**TASK TO COMPLETE:** Where does the string "value" appear? Copy every line of the entries below that holds it.
--------
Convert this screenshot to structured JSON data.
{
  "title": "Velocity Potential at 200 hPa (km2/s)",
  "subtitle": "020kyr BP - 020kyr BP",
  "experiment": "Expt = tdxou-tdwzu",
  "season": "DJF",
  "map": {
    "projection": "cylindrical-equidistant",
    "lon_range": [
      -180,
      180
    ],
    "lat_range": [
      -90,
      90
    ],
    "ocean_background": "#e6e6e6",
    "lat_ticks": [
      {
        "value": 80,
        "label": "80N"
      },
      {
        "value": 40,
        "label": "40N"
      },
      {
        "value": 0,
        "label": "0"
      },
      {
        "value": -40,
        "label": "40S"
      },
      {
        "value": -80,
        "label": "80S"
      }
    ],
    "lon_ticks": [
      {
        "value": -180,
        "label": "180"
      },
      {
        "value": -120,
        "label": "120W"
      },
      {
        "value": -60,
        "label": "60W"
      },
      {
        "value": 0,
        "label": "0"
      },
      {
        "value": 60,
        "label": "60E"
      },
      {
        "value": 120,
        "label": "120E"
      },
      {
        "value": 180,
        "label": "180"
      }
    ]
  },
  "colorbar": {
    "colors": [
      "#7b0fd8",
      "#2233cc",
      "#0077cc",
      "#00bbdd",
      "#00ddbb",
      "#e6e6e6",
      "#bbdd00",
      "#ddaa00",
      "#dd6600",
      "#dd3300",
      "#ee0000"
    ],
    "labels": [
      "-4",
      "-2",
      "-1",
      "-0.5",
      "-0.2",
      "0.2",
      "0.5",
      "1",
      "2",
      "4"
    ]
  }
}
--------
**ANSWER IN FULL:**
        "value": 80,
        "value": 40,
        "value": 0,
        "value": -40,
        "value": -80,
        "value": -180,
        "value": -120,
        "value": -60,
        "value": 0,
        "value": 60,
        "value": 120,
        "value": 180,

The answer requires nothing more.